Begin AVAILABLE RECORDS
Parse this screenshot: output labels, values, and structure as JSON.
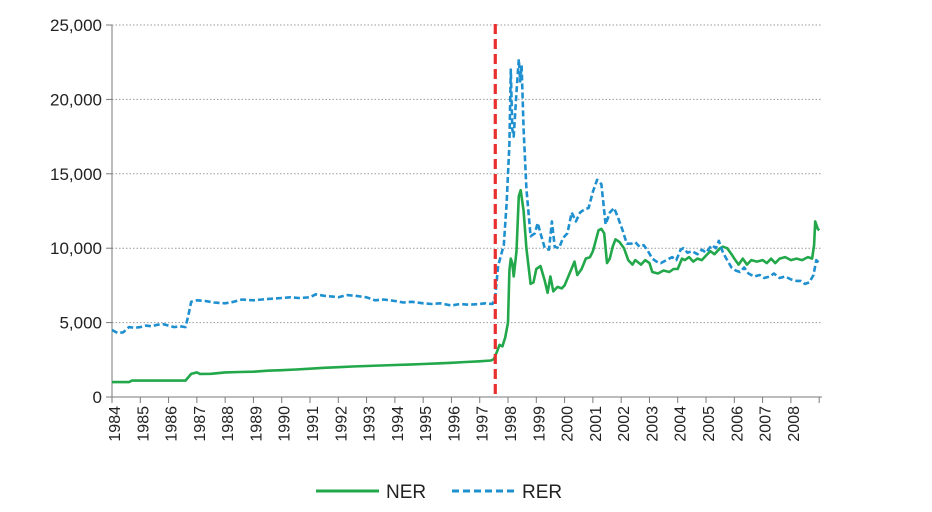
{
  "chart_data": {
    "type": "line",
    "title": "",
    "xlabel": "",
    "ylabel": "",
    "ylim": [
      0,
      25000
    ],
    "xlim": [
      1984.0,
      2009.1
    ],
    "yticks": [
      0,
      5000,
      10000,
      15000,
      20000,
      25000
    ],
    "ytick_labels": [
      "0",
      "5,000",
      "10,000",
      "15,000",
      "20,000",
      "25,000"
    ],
    "xtick_labels": [
      "1984",
      "1985",
      "1986",
      "1987",
      "1988",
      "1989",
      "1990",
      "1991",
      "1992",
      "1993",
      "1994",
      "1995",
      "1996",
      "1997",
      "1998",
      "1999",
      "2000",
      "2001",
      "2002",
      "2003",
      "2004",
      "2005",
      "2006",
      "2007",
      "2008"
    ],
    "grid": "horizontal dotted",
    "legend_position": "bottom",
    "vertical_marker": {
      "x": 1997.55,
      "style": "dashed",
      "color": "#e8312f"
    },
    "series": [
      {
        "name": "NER",
        "color": "#22a84a",
        "style": "solid",
        "points": [
          [
            1984.0,
            1000
          ],
          [
            1984.6,
            1000
          ],
          [
            1984.7,
            1100
          ],
          [
            1985.5,
            1100
          ],
          [
            1986.0,
            1100
          ],
          [
            1986.6,
            1100
          ],
          [
            1986.8,
            1550
          ],
          [
            1987.0,
            1650
          ],
          [
            1987.1,
            1550
          ],
          [
            1987.5,
            1560
          ],
          [
            1988.0,
            1650
          ],
          [
            1988.5,
            1680
          ],
          [
            1989.0,
            1700
          ],
          [
            1989.5,
            1770
          ],
          [
            1990.0,
            1800
          ],
          [
            1990.5,
            1850
          ],
          [
            1991.0,
            1900
          ],
          [
            1991.5,
            1960
          ],
          [
            1992.0,
            2000
          ],
          [
            1992.5,
            2050
          ],
          [
            1993.0,
            2080
          ],
          [
            1993.5,
            2120
          ],
          [
            1994.0,
            2150
          ],
          [
            1994.5,
            2180
          ],
          [
            1995.0,
            2220
          ],
          [
            1995.5,
            2260
          ],
          [
            1996.0,
            2300
          ],
          [
            1996.5,
            2350
          ],
          [
            1997.0,
            2400
          ],
          [
            1997.4,
            2450
          ],
          [
            1997.5,
            2550
          ],
          [
            1997.6,
            3000
          ],
          [
            1997.7,
            3500
          ],
          [
            1997.8,
            3400
          ],
          [
            1997.9,
            4000
          ],
          [
            1998.0,
            5000
          ],
          [
            1998.05,
            8500
          ],
          [
            1998.1,
            9300
          ],
          [
            1998.15,
            9000
          ],
          [
            1998.2,
            8100
          ],
          [
            1998.3,
            9800
          ],
          [
            1998.38,
            13500
          ],
          [
            1998.45,
            13900
          ],
          [
            1998.55,
            12500
          ],
          [
            1998.65,
            10000
          ],
          [
            1998.8,
            7600
          ],
          [
            1998.9,
            7700
          ],
          [
            1999.0,
            8600
          ],
          [
            1999.15,
            8800
          ],
          [
            1999.3,
            7800
          ],
          [
            1999.4,
            7000
          ],
          [
            1999.5,
            8100
          ],
          [
            1999.6,
            7100
          ],
          [
            1999.75,
            7400
          ],
          [
            1999.9,
            7300
          ],
          [
            2000.0,
            7500
          ],
          [
            2000.2,
            8400
          ],
          [
            2000.35,
            9100
          ],
          [
            2000.45,
            8200
          ],
          [
            2000.6,
            8600
          ],
          [
            2000.75,
            9300
          ],
          [
            2000.9,
            9400
          ],
          [
            2001.0,
            9800
          ],
          [
            2001.1,
            10500
          ],
          [
            2001.2,
            11200
          ],
          [
            2001.3,
            11300
          ],
          [
            2001.4,
            11000
          ],
          [
            2001.5,
            9000
          ],
          [
            2001.6,
            9300
          ],
          [
            2001.7,
            10100
          ],
          [
            2001.8,
            10600
          ],
          [
            2001.95,
            10400
          ],
          [
            2002.1,
            10000
          ],
          [
            2002.25,
            9200
          ],
          [
            2002.4,
            8900
          ],
          [
            2002.5,
            9200
          ],
          [
            2002.7,
            8900
          ],
          [
            2002.85,
            9200
          ],
          [
            2003.0,
            9000
          ],
          [
            2003.1,
            8400
          ],
          [
            2003.3,
            8300
          ],
          [
            2003.5,
            8500
          ],
          [
            2003.7,
            8400
          ],
          [
            2003.85,
            8600
          ],
          [
            2004.0,
            8600
          ],
          [
            2004.15,
            9300
          ],
          [
            2004.25,
            9200
          ],
          [
            2004.4,
            9400
          ],
          [
            2004.55,
            9100
          ],
          [
            2004.7,
            9300
          ],
          [
            2004.85,
            9200
          ],
          [
            2005.0,
            9500
          ],
          [
            2005.15,
            9800
          ],
          [
            2005.3,
            9600
          ],
          [
            2005.5,
            10000
          ],
          [
            2005.6,
            10100
          ],
          [
            2005.75,
            10000
          ],
          [
            2005.9,
            9600
          ],
          [
            2006.0,
            9300
          ],
          [
            2006.15,
            8900
          ],
          [
            2006.3,
            9300
          ],
          [
            2006.45,
            8900
          ],
          [
            2006.6,
            9200
          ],
          [
            2006.8,
            9100
          ],
          [
            2007.0,
            9200
          ],
          [
            2007.15,
            9000
          ],
          [
            2007.3,
            9300
          ],
          [
            2007.45,
            9000
          ],
          [
            2007.6,
            9300
          ],
          [
            2007.8,
            9400
          ],
          [
            2008.0,
            9200
          ],
          [
            2008.2,
            9300
          ],
          [
            2008.4,
            9200
          ],
          [
            2008.6,
            9400
          ],
          [
            2008.75,
            9300
          ],
          [
            2008.82,
            10200
          ],
          [
            2008.86,
            11800
          ],
          [
            2008.95,
            11300
          ],
          [
            2009.0,
            11200
          ]
        ]
      },
      {
        "name": "RER",
        "color": "#1f90cf",
        "style": "dashed",
        "points": [
          [
            1984.0,
            4500
          ],
          [
            1984.2,
            4300
          ],
          [
            1984.4,
            4350
          ],
          [
            1984.6,
            4700
          ],
          [
            1984.8,
            4650
          ],
          [
            1985.0,
            4700
          ],
          [
            1985.2,
            4800
          ],
          [
            1985.4,
            4750
          ],
          [
            1985.6,
            4850
          ],
          [
            1985.8,
            4900
          ],
          [
            1986.0,
            4800
          ],
          [
            1986.2,
            4700
          ],
          [
            1986.4,
            4750
          ],
          [
            1986.6,
            4700
          ],
          [
            1986.7,
            5500
          ],
          [
            1986.8,
            6400
          ],
          [
            1987.0,
            6500
          ],
          [
            1987.3,
            6450
          ],
          [
            1987.6,
            6350
          ],
          [
            1988.0,
            6300
          ],
          [
            1988.3,
            6400
          ],
          [
            1988.6,
            6550
          ],
          [
            1989.0,
            6500
          ],
          [
            1989.3,
            6550
          ],
          [
            1989.6,
            6600
          ],
          [
            1990.0,
            6650
          ],
          [
            1990.3,
            6700
          ],
          [
            1990.6,
            6650
          ],
          [
            1991.0,
            6700
          ],
          [
            1991.2,
            6900
          ],
          [
            1991.5,
            6800
          ],
          [
            1991.8,
            6750
          ],
          [
            1992.0,
            6700
          ],
          [
            1992.3,
            6850
          ],
          [
            1992.6,
            6800
          ],
          [
            1993.0,
            6700
          ],
          [
            1993.3,
            6500
          ],
          [
            1993.6,
            6550
          ],
          [
            1994.0,
            6450
          ],
          [
            1994.3,
            6350
          ],
          [
            1994.6,
            6400
          ],
          [
            1995.0,
            6300
          ],
          [
            1995.3,
            6250
          ],
          [
            1995.6,
            6300
          ],
          [
            1996.0,
            6150
          ],
          [
            1996.3,
            6250
          ],
          [
            1996.6,
            6200
          ],
          [
            1997.0,
            6250
          ],
          [
            1997.2,
            6300
          ],
          [
            1997.45,
            6250
          ],
          [
            1997.55,
            6800
          ],
          [
            1997.65,
            8800
          ],
          [
            1997.75,
            9500
          ],
          [
            1997.85,
            10200
          ],
          [
            1997.95,
            13000
          ],
          [
            1998.05,
            17000
          ],
          [
            1998.1,
            22000
          ],
          [
            1998.15,
            18000
          ],
          [
            1998.2,
            17500
          ],
          [
            1998.25,
            19000
          ],
          [
            1998.3,
            20500
          ],
          [
            1998.38,
            22700
          ],
          [
            1998.43,
            21200
          ],
          [
            1998.48,
            22300
          ],
          [
            1998.55,
            18000
          ],
          [
            1998.65,
            14000
          ],
          [
            1998.8,
            10800
          ],
          [
            1998.95,
            11000
          ],
          [
            1999.05,
            11700
          ],
          [
            1999.15,
            11000
          ],
          [
            1999.3,
            10000
          ],
          [
            1999.45,
            9900
          ],
          [
            1999.55,
            11800
          ],
          [
            1999.65,
            10100
          ],
          [
            1999.8,
            10000
          ],
          [
            1999.95,
            10700
          ],
          [
            2000.1,
            11000
          ],
          [
            2000.25,
            12400
          ],
          [
            2000.4,
            11800
          ],
          [
            2000.55,
            12400
          ],
          [
            2000.7,
            12600
          ],
          [
            2000.85,
            12700
          ],
          [
            2001.0,
            13800
          ],
          [
            2001.15,
            14600
          ],
          [
            2001.3,
            14300
          ],
          [
            2001.45,
            11600
          ],
          [
            2001.6,
            12400
          ],
          [
            2001.75,
            12700
          ],
          [
            2001.9,
            12000
          ],
          [
            2002.05,
            11200
          ],
          [
            2002.2,
            10300
          ],
          [
            2002.35,
            10300
          ],
          [
            2002.5,
            10400
          ],
          [
            2002.65,
            10100
          ],
          [
            2002.8,
            10200
          ],
          [
            2002.95,
            9800
          ],
          [
            2003.1,
            9300
          ],
          [
            2003.25,
            9100
          ],
          [
            2003.4,
            9000
          ],
          [
            2003.6,
            9200
          ],
          [
            2003.8,
            9400
          ],
          [
            2003.95,
            9200
          ],
          [
            2004.1,
            9900
          ],
          [
            2004.2,
            10000
          ],
          [
            2004.35,
            9700
          ],
          [
            2004.5,
            9800
          ],
          [
            2004.7,
            9600
          ],
          [
            2004.85,
            9900
          ],
          [
            2005.0,
            9700
          ],
          [
            2005.2,
            10200
          ],
          [
            2005.35,
            10000
          ],
          [
            2005.45,
            10500
          ],
          [
            2005.6,
            9700
          ],
          [
            2005.75,
            9200
          ],
          [
            2005.9,
            8700
          ],
          [
            2006.05,
            8500
          ],
          [
            2006.2,
            8400
          ],
          [
            2006.35,
            8700
          ],
          [
            2006.5,
            8300
          ],
          [
            2006.7,
            8100
          ],
          [
            2006.9,
            8200
          ],
          [
            2007.05,
            8000
          ],
          [
            2007.25,
            8100
          ],
          [
            2007.4,
            8300
          ],
          [
            2007.6,
            8000
          ],
          [
            2007.8,
            8100
          ],
          [
            2008.0,
            7900
          ],
          [
            2008.2,
            7800
          ],
          [
            2008.35,
            7800
          ],
          [
            2008.5,
            7600
          ],
          [
            2008.65,
            7700
          ],
          [
            2008.8,
            8200
          ],
          [
            2008.9,
            9200
          ],
          [
            2009.0,
            9000
          ]
        ]
      }
    ]
  }
}
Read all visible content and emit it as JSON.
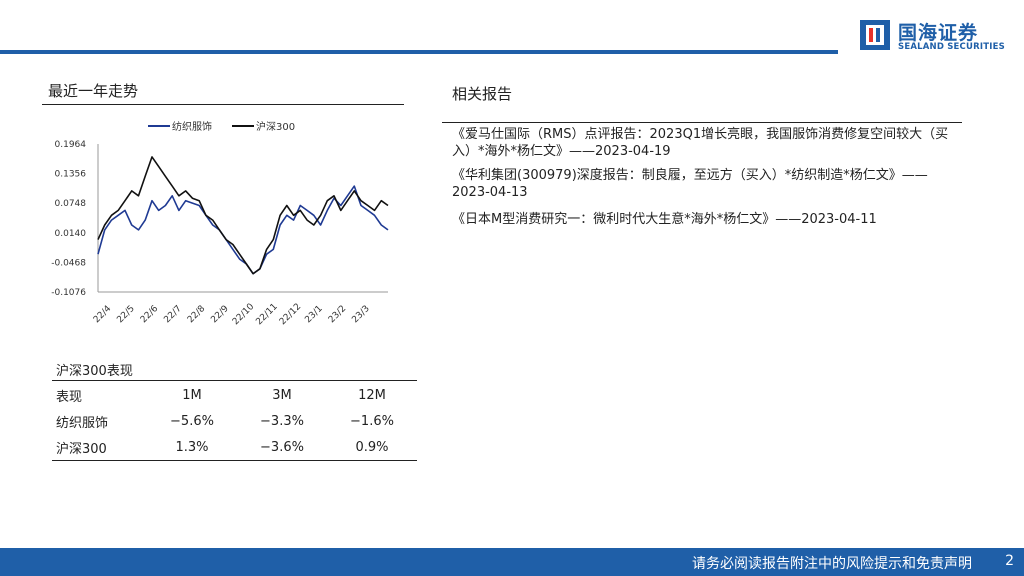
{
  "brand": {
    "name_cn": "国海证券",
    "name_en": "SEALAND SECURITIES",
    "color": "#1f5fa8"
  },
  "left_section_title": "最近一年走势",
  "right_section_title": "相关报告",
  "chart_data": {
    "type": "line",
    "legend_position": "top",
    "series": [
      {
        "name": "纺织服饰",
        "color": "#1f3a93",
        "values": [
          -0.03,
          0.02,
          0.04,
          0.05,
          0.06,
          0.03,
          0.02,
          0.04,
          0.08,
          0.06,
          0.07,
          0.09,
          0.06,
          0.08,
          0.075,
          0.07,
          0.05,
          0.03,
          0.02,
          0.0,
          -0.02,
          -0.04,
          -0.05,
          -0.07,
          -0.06,
          -0.03,
          -0.02,
          0.03,
          0.05,
          0.04,
          0.07,
          0.06,
          0.05,
          0.03,
          0.06,
          0.085,
          0.07,
          0.09,
          0.11,
          0.07,
          0.06,
          0.05,
          0.03,
          0.02
        ]
      },
      {
        "name": "沪深300",
        "color": "#111111",
        "values": [
          0.0,
          0.03,
          0.05,
          0.06,
          0.08,
          0.1,
          0.09,
          0.13,
          0.17,
          0.15,
          0.13,
          0.11,
          0.09,
          0.1,
          0.085,
          0.08,
          0.05,
          0.04,
          0.02,
          0.0,
          -0.01,
          -0.03,
          -0.05,
          -0.07,
          -0.06,
          -0.02,
          0.0,
          0.05,
          0.07,
          0.05,
          0.06,
          0.04,
          0.03,
          0.05,
          0.08,
          0.09,
          0.06,
          0.08,
          0.1,
          0.08,
          0.07,
          0.06,
          0.08,
          0.07
        ]
      }
    ],
    "x_tick_labels": [
      "22/4",
      "22/5",
      "22/6",
      "22/7",
      "22/8",
      "22/9",
      "22/10",
      "22/11",
      "22/12",
      "23/1",
      "23/2",
      "23/3"
    ],
    "y_tick_labels": [
      "0.1964",
      "0.1356",
      "0.0748",
      "0.0140",
      "-0.0468",
      "-0.1076"
    ],
    "ylim": [
      -0.1076,
      0.1964
    ],
    "grid": false
  },
  "performance": {
    "title": "沪深300表现",
    "headers": [
      "表现",
      "1M",
      "3M",
      "12M"
    ],
    "rows": [
      [
        "纺织服饰",
        "−5.6%",
        "−3.3%",
        "−1.6%"
      ],
      [
        "沪深300",
        "1.3%",
        "−3.6%",
        "0.9%"
      ]
    ]
  },
  "reports": [
    "《爱马仕国际（RMS）点评报告：2023Q1增长亮眼，我国服饰消费修复空间较大（买入）*海外*杨仁文》——2023-04-19",
    "《华利集团(300979)深度报告：制良履，至远方（买入）*纺织制造*杨仁文》——2023-04-13",
    "《日本M型消费研究一：微利时代大生意*海外*杨仁文》——2023-04-11"
  ],
  "footer": {
    "disclaimer": "请务必阅读报告附注中的风险提示和免责声明",
    "page": "2"
  }
}
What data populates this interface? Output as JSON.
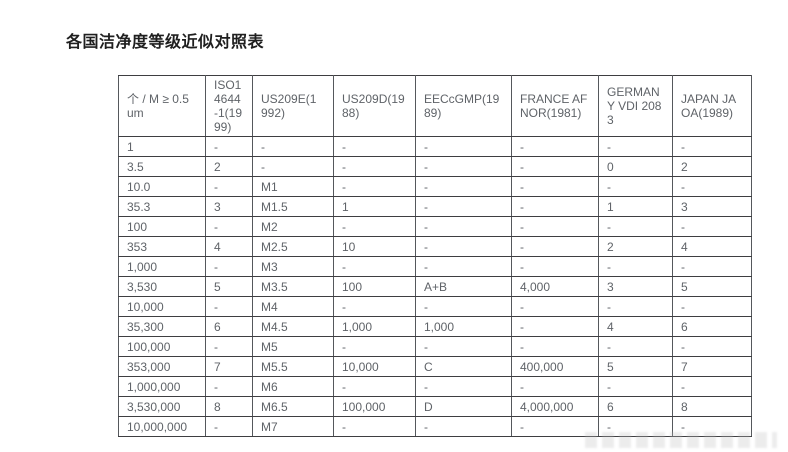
{
  "page": {
    "title": "各国洁净度等级近似对照表"
  },
  "table": {
    "columns": [
      "个 / M ≥ 0.5um",
      "ISO14644-1(1999)",
      "US209E(1992)",
      "US209D(1988)",
      "EECcGMP(1989)",
      "FRANCE AFNOR(1981)",
      "GERMANY VDI 2083",
      "JAPAN JAOA(1989)"
    ],
    "rows": [
      [
        "1",
        "-",
        "-",
        "-",
        "-",
        "-",
        "-",
        "-"
      ],
      [
        "3.5",
        "2",
        "-",
        "-",
        "-",
        "-",
        "0",
        "2"
      ],
      [
        "10.0",
        "-",
        "M1",
        "-",
        "-",
        "-",
        "-",
        "-"
      ],
      [
        "35.3",
        "3",
        "M1.5",
        "1",
        "-",
        "-",
        "1",
        "3"
      ],
      [
        "100",
        "-",
        "M2",
        "-",
        "-",
        "-",
        "-",
        "-"
      ],
      [
        "353",
        "4",
        "M2.5",
        "10",
        "-",
        "-",
        "2",
        "4"
      ],
      [
        "1,000",
        "-",
        "M3",
        "-",
        "-",
        "-",
        "-",
        "-"
      ],
      [
        "3,530",
        "5",
        "M3.5",
        "100",
        "A+B",
        "4,000",
        "3",
        "5"
      ],
      [
        "10,000",
        "-",
        "M4",
        "-",
        "-",
        "-",
        "-",
        "-"
      ],
      [
        "35,300",
        "6",
        "M4.5",
        "1,000",
        "1,000",
        "-",
        "4",
        "6"
      ],
      [
        "100,000",
        "-",
        "M5",
        "-",
        "-",
        "-",
        "-",
        "-"
      ],
      [
        "353,000",
        "7",
        "M5.5",
        "10,000",
        "C",
        "400,000",
        "5",
        "7"
      ],
      [
        "1,000,000",
        "-",
        "M6",
        "-",
        "-",
        "-",
        "-",
        "-"
      ],
      [
        "3,530,000",
        "8",
        "M6.5",
        "100,000",
        "D",
        "4,000,000",
        "6",
        "8"
      ],
      [
        "10,000,000",
        "-",
        "M7",
        "-",
        "-",
        "-",
        "-",
        "-"
      ]
    ]
  }
}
End AVAILABLE RECORDS
TASK GOAL:
Count the lines in the records above that contain the word "JSON", and give only that number.

SOLUTION FOR THIS TASK:
3